Collect all lines from the listing that include the string "bookmark".

-- START GIVEN INFORMATION --

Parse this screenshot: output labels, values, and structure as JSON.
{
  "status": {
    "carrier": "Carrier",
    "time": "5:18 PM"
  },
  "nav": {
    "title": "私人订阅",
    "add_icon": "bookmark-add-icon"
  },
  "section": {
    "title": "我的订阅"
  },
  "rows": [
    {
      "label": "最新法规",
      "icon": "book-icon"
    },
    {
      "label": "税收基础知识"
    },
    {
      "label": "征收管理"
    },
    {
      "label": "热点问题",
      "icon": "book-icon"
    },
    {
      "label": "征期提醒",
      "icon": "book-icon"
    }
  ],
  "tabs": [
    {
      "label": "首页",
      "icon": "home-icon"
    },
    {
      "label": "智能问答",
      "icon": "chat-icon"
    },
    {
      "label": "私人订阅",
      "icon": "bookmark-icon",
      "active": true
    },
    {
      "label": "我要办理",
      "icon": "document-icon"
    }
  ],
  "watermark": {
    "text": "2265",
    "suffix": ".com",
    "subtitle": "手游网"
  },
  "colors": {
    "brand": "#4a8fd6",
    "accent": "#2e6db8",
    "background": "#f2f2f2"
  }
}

-- END GIVEN INFORMATION --

● **SOLUTION TO THIS PROBLEM**:
    "add_icon": "bookmark-add-icon"
      "icon": "bookmark-icon",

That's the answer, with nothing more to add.